[Dataset excerpt]
=====

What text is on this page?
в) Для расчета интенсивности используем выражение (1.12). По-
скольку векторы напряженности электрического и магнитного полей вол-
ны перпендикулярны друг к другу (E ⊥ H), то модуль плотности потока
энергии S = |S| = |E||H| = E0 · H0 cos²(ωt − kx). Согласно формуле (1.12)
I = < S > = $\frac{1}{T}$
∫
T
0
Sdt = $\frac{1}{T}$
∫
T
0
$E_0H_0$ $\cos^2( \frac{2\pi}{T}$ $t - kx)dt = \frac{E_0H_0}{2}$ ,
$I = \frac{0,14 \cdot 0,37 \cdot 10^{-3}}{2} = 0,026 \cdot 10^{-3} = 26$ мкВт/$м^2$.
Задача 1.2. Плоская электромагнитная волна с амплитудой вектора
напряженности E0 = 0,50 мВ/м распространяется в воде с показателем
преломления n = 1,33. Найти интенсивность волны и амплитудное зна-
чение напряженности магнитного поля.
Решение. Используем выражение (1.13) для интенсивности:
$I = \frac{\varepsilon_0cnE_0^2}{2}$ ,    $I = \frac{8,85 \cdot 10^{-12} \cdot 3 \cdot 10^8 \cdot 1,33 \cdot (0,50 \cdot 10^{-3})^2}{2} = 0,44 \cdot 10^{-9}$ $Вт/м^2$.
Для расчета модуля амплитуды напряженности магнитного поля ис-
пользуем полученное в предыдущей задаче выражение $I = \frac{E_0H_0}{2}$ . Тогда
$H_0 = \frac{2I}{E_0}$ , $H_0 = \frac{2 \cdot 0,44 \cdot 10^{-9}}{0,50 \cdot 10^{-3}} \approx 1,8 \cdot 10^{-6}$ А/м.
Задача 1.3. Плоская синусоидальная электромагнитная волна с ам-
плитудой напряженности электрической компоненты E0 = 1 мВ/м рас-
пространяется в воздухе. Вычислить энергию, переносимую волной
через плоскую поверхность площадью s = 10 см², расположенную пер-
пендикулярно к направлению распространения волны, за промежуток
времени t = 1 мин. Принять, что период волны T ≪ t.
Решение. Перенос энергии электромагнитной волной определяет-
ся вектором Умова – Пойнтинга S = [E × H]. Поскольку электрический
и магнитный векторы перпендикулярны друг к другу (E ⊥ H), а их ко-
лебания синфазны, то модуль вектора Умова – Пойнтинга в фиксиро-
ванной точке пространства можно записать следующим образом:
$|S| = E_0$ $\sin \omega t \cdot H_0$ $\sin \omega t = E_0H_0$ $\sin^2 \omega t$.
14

=====

Restate the whole listing exactly, leaving out nothing.

Result below.
What text is on this page?
в) Для расчета интенсивности используем выражение (1.12). По-
скольку векторы напряженности электрического и магнитного полей вол-
ны перпендикулярны друг к другу (E ⊥ H), то модуль плотности потока
энергии S = |S| = |E||H| = E0 · H0 cos²(ωt − kx). Согласно формуле (1.12)
I = < S > = $\frac{1}{T}$
∫
T
0
Sdt = $\frac{1}{T}$
∫
T
0
$E_0H_0$ $\cos^2( \frac{2\pi}{T}$ $t - kx)dt = \frac{E_0H_0}{2}$ ,
$I = \frac{0,14 \cdot 0,37 \cdot 10^{-3}}{2} = 0,026 \cdot 10^{-3} = 26$ мкВт/$м^2$.
Задача 1.2. Плоская электромагнитная волна с амплитудой вектора
напряженности E0 = 0,50 мВ/м распространяется в воде с показателем
преломления n = 1,33. Найти интенсивность волны и амплитудное зна-
чение напряженности магнитного поля.
Решение. Используем выражение (1.13) для интенсивности:
$I = \frac{\varepsilon_0cnE_0^2}{2}$ ,    $I = \frac{8,85 \cdot 10^{-12} \cdot 3 \cdot 10^8 \cdot 1,33 \cdot (0,50 \cdot 10^{-3})^2}{2} = 0,44 \cdot 10^{-9}$ $Вт/м^2$.
Для расчета модуля амплитуды напряженности магнитного поля ис-
пользуем полученное в предыдущей задаче выражение $I = \frac{E_0H_0}{2}$ . Тогда
$H_0 = \frac{2I}{E_0}$ , $H_0 = \frac{2 \cdot 0,44 \cdot 10^{-9}}{0,50 \cdot 10^{-3}} \approx 1,8 \cdot 10^{-6}$ А/м.
Задача 1.3. Плоская синусоидальная электромагнитная волна с ам-
плитудой напряженности электрической компоненты E0 = 1 мВ/м рас-
пространяется в воздухе. Вычислить энергию, переносимую волной
через плоскую поверхность площадью s = 10 см², расположенную пер-
пендикулярно к направлению распространения волны, за промежуток
времени t = 1 мин. Принять, что период волны T ≪ t.
Решение. Перенос энергии электромагнитной волной определяет-
ся вектором Умова – Пойнтинга S = [E × H]. Поскольку электрический
и магнитный векторы перпендикулярны друг к другу (E ⊥ H), а их ко-
лебания синфазны, то модуль вектора Умова – Пойнтинга в фиксиро-
ванной точке пространства можно записать следующим образом:
$|S| = E_0$ $\sin \omega t \cdot H_0$ $\sin \omega t = E_0H_0$ $\sin^2 \omega t$.
14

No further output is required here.